PROBLEM TO SOLVE:
Write each line out exactly, leaving none out.

(Figure record extracts)

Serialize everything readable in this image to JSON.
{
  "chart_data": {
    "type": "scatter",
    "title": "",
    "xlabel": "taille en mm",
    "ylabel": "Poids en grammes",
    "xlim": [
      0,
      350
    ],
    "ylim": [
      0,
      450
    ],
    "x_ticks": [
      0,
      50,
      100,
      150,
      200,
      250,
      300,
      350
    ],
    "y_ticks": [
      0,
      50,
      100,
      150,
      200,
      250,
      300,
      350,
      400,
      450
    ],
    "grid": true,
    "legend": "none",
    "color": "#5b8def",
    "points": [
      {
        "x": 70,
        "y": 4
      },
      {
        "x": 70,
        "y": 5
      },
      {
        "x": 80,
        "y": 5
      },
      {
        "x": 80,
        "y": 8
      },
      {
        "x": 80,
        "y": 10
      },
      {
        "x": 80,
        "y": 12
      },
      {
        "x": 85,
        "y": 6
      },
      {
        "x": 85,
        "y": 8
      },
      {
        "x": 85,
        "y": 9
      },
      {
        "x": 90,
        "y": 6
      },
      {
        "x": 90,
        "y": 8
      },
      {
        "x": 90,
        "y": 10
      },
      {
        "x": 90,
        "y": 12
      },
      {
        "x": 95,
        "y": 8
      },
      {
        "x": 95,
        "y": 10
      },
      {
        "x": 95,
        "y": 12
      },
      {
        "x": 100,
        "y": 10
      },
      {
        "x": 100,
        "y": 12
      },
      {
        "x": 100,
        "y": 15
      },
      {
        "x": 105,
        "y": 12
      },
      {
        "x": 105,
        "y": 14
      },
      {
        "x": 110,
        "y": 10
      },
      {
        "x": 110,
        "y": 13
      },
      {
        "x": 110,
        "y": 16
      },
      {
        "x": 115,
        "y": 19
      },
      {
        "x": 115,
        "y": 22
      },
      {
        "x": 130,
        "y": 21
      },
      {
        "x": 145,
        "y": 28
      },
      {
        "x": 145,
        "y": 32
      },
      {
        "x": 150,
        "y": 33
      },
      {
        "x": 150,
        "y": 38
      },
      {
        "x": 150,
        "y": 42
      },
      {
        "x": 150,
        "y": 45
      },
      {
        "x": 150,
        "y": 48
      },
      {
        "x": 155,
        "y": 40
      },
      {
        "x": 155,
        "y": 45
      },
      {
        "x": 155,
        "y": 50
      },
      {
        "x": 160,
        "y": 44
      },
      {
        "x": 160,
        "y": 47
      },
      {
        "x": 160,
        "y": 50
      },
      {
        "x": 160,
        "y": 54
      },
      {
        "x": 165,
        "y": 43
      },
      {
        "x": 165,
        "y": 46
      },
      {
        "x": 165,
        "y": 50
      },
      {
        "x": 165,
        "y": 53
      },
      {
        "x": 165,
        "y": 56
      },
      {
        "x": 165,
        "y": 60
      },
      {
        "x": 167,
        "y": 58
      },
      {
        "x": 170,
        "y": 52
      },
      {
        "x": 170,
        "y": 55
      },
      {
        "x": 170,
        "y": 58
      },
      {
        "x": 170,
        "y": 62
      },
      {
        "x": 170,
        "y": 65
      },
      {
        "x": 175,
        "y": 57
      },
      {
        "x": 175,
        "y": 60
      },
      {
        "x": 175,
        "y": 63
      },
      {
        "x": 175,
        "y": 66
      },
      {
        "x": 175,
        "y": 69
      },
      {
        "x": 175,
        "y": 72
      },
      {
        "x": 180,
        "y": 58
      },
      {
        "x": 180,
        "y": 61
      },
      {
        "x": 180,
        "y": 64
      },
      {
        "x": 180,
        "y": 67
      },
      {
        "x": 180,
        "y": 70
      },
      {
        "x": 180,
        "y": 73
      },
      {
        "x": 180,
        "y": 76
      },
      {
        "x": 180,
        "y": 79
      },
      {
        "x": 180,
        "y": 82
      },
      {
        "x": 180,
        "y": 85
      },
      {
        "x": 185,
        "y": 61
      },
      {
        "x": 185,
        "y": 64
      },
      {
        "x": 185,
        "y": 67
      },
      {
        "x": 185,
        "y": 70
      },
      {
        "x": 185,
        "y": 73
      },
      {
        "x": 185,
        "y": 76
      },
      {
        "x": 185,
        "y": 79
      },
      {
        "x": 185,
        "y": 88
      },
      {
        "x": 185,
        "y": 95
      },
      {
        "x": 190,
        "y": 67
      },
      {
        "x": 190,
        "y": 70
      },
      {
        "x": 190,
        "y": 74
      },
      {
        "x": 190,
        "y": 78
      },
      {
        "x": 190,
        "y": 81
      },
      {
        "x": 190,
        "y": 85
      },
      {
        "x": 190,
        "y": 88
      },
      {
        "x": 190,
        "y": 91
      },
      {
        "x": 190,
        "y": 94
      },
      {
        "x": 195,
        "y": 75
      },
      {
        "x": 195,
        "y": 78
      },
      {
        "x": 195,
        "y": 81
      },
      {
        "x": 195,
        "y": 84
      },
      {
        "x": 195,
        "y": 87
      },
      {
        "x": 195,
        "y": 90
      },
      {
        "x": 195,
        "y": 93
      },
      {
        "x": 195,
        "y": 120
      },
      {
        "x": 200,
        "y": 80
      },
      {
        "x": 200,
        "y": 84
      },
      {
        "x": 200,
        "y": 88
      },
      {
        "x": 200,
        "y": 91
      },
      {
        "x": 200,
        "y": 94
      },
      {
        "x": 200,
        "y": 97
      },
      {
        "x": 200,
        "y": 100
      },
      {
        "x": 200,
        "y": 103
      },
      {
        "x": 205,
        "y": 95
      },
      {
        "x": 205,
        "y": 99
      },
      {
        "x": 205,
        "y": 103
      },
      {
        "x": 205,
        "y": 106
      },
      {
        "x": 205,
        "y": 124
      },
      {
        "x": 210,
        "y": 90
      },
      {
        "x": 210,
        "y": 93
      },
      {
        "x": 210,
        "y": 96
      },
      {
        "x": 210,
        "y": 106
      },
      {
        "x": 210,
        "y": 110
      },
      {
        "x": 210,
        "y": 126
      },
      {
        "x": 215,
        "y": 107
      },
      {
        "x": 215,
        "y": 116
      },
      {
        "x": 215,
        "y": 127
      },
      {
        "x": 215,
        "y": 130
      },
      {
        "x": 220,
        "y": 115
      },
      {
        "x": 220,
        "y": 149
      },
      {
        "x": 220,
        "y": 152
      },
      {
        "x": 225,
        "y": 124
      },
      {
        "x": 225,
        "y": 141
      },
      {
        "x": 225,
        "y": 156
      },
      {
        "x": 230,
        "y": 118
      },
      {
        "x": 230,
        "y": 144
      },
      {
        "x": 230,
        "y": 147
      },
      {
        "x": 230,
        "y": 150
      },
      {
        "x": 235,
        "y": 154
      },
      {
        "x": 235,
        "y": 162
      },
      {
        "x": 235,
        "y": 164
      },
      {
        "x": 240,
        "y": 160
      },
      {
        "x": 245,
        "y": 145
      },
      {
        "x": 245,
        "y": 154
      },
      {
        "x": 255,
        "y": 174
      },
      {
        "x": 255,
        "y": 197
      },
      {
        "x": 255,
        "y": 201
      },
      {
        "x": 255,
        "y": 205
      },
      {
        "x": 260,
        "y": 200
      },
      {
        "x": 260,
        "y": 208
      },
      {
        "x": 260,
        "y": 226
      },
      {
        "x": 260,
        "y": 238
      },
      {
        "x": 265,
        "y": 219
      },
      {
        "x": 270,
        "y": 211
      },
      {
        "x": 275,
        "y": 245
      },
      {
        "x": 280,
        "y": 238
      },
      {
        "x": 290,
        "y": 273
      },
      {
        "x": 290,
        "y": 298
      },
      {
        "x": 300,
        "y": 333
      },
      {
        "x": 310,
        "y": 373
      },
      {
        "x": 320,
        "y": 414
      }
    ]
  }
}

SOLUTION TO THIS PROBLEM:
Serialize everything readable in this image to JSON.
{
  "chart_data": {
    "type": "scatter",
    "title": "",
    "xlabel": "taille en mm",
    "ylabel": "Poids en grammes",
    "xlim": [
      0,
      350
    ],
    "ylim": [
      0,
      450
    ],
    "x_ticks": [
      0,
      50,
      100,
      150,
      200,
      250,
      300,
      350
    ],
    "y_ticks": [
      0,
      50,
      100,
      150,
      200,
      250,
      300,
      350,
      400,
      450
    ],
    "grid": true,
    "legend": "none",
    "color": "#5b8def",
    "points": [
      {
        "x": 70,
        "y": 4
      },
      {
        "x": 70,
        "y": 5
      },
      {
        "x": 80,
        "y": 5
      },
      {
        "x": 80,
        "y": 8
      },
      {
        "x": 80,
        "y": 10
      },
      {
        "x": 80,
        "y": 12
      },
      {
        "x": 85,
        "y": 6
      },
      {
        "x": 85,
        "y": 8
      },
      {
        "x": 85,
        "y": 9
      },
      {
        "x": 90,
        "y": 6
      },
      {
        "x": 90,
        "y": 8
      },
      {
        "x": 90,
        "y": 10
      },
      {
        "x": 90,
        "y": 12
      },
      {
        "x": 95,
        "y": 8
      },
      {
        "x": 95,
        "y": 10
      },
      {
        "x": 95,
        "y": 12
      },
      {
        "x": 100,
        "y": 10
      },
      {
        "x": 100,
        "y": 12
      },
      {
        "x": 100,
        "y": 15
      },
      {
        "x": 105,
        "y": 12
      },
      {
        "x": 105,
        "y": 14
      },
      {
        "x": 110,
        "y": 10
      },
      {
        "x": 110,
        "y": 13
      },
      {
        "x": 110,
        "y": 16
      },
      {
        "x": 115,
        "y": 19
      },
      {
        "x": 115,
        "y": 22
      },
      {
        "x": 130,
        "y": 21
      },
      {
        "x": 145,
        "y": 28
      },
      {
        "x": 145,
        "y": 32
      },
      {
        "x": 150,
        "y": 33
      },
      {
        "x": 150,
        "y": 38
      },
      {
        "x": 150,
        "y": 42
      },
      {
        "x": 150,
        "y": 45
      },
      {
        "x": 150,
        "y": 48
      },
      {
        "x": 155,
        "y": 40
      },
      {
        "x": 155,
        "y": 45
      },
      {
        "x": 155,
        "y": 50
      },
      {
        "x": 160,
        "y": 44
      },
      {
        "x": 160,
        "y": 47
      },
      {
        "x": 160,
        "y": 50
      },
      {
        "x": 160,
        "y": 54
      },
      {
        "x": 165,
        "y": 43
      },
      {
        "x": 165,
        "y": 46
      },
      {
        "x": 165,
        "y": 50
      },
      {
        "x": 165,
        "y": 53
      },
      {
        "x": 165,
        "y": 56
      },
      {
        "x": 165,
        "y": 60
      },
      {
        "x": 167,
        "y": 58
      },
      {
        "x": 170,
        "y": 52
      },
      {
        "x": 170,
        "y": 55
      },
      {
        "x": 170,
        "y": 58
      },
      {
        "x": 170,
        "y": 62
      },
      {
        "x": 170,
        "y": 65
      },
      {
        "x": 175,
        "y": 57
      },
      {
        "x": 175,
        "y": 60
      },
      {
        "x": 175,
        "y": 63
      },
      {
        "x": 175,
        "y": 66
      },
      {
        "x": 175,
        "y": 69
      },
      {
        "x": 175,
        "y": 72
      },
      {
        "x": 180,
        "y": 58
      },
      {
        "x": 180,
        "y": 61
      },
      {
        "x": 180,
        "y": 64
      },
      {
        "x": 180,
        "y": 67
      },
      {
        "x": 180,
        "y": 70
      },
      {
        "x": 180,
        "y": 73
      },
      {
        "x": 180,
        "y": 76
      },
      {
        "x": 180,
        "y": 79
      },
      {
        "x": 180,
        "y": 82
      },
      {
        "x": 180,
        "y": 85
      },
      {
        "x": 185,
        "y": 61
      },
      {
        "x": 185,
        "y": 64
      },
      {
        "x": 185,
        "y": 67
      },
      {
        "x": 185,
        "y": 70
      },
      {
        "x": 185,
        "y": 73
      },
      {
        "x": 185,
        "y": 76
      },
      {
        "x": 185,
        "y": 79
      },
      {
        "x": 185,
        "y": 88
      },
      {
        "x": 185,
        "y": 95
      },
      {
        "x": 190,
        "y": 67
      },
      {
        "x": 190,
        "y": 70
      },
      {
        "x": 190,
        "y": 74
      },
      {
        "x": 190,
        "y": 78
      },
      {
        "x": 190,
        "y": 81
      },
      {
        "x": 190,
        "y": 85
      },
      {
        "x": 190,
        "y": 88
      },
      {
        "x": 190,
        "y": 91
      },
      {
        "x": 190,
        "y": 94
      },
      {
        "x": 195,
        "y": 75
      },
      {
        "x": 195,
        "y": 78
      },
      {
        "x": 195,
        "y": 81
      },
      {
        "x": 195,
        "y": 84
      },
      {
        "x": 195,
        "y": 87
      },
      {
        "x": 195,
        "y": 90
      },
      {
        "x": 195,
        "y": 93
      },
      {
        "x": 195,
        "y": 120
      },
      {
        "x": 200,
        "y": 80
      },
      {
        "x": 200,
        "y": 84
      },
      {
        "x": 200,
        "y": 88
      },
      {
        "x": 200,
        "y": 91
      },
      {
        "x": 200,
        "y": 94
      },
      {
        "x": 200,
        "y": 97
      },
      {
        "x": 200,
        "y": 100
      },
      {
        "x": 200,
        "y": 103
      },
      {
        "x": 205,
        "y": 95
      },
      {
        "x": 205,
        "y": 99
      },
      {
        "x": 205,
        "y": 103
      },
      {
        "x": 205,
        "y": 106
      },
      {
        "x": 205,
        "y": 124
      },
      {
        "x": 210,
        "y": 90
      },
      {
        "x": 210,
        "y": 93
      },
      {
        "x": 210,
        "y": 96
      },
      {
        "x": 210,
        "y": 106
      },
      {
        "x": 210,
        "y": 110
      },
      {
        "x": 210,
        "y": 126
      },
      {
        "x": 215,
        "y": 107
      },
      {
        "x": 215,
        "y": 116
      },
      {
        "x": 215,
        "y": 127
      },
      {
        "x": 215,
        "y": 130
      },
      {
        "x": 220,
        "y": 115
      },
      {
        "x": 220,
        "y": 149
      },
      {
        "x": 220,
        "y": 152
      },
      {
        "x": 225,
        "y": 124
      },
      {
        "x": 225,
        "y": 141
      },
      {
        "x": 225,
        "y": 156
      },
      {
        "x": 230,
        "y": 118
      },
      {
        "x": 230,
        "y": 144
      },
      {
        "x": 230,
        "y": 147
      },
      {
        "x": 230,
        "y": 150
      },
      {
        "x": 235,
        "y": 154
      },
      {
        "x": 235,
        "y": 162
      },
      {
        "x": 235,
        "y": 164
      },
      {
        "x": 240,
        "y": 160
      },
      {
        "x": 245,
        "y": 145
      },
      {
        "x": 245,
        "y": 154
      },
      {
        "x": 255,
        "y": 174
      },
      {
        "x": 255,
        "y": 197
      },
      {
        "x": 255,
        "y": 201
      },
      {
        "x": 255,
        "y": 205
      },
      {
        "x": 260,
        "y": 200
      },
      {
        "x": 260,
        "y": 208
      },
      {
        "x": 260,
        "y": 226
      },
      {
        "x": 260,
        "y": 238
      },
      {
        "x": 265,
        "y": 219
      },
      {
        "x": 270,
        "y": 211
      },
      {
        "x": 275,
        "y": 245
      },
      {
        "x": 280,
        "y": 238
      },
      {
        "x": 290,
        "y": 273
      },
      {
        "x": 290,
        "y": 298
      },
      {
        "x": 300,
        "y": 333
      },
      {
        "x": 310,
        "y": 373
      },
      {
        "x": 320,
        "y": 414
      }
    ]
  }
}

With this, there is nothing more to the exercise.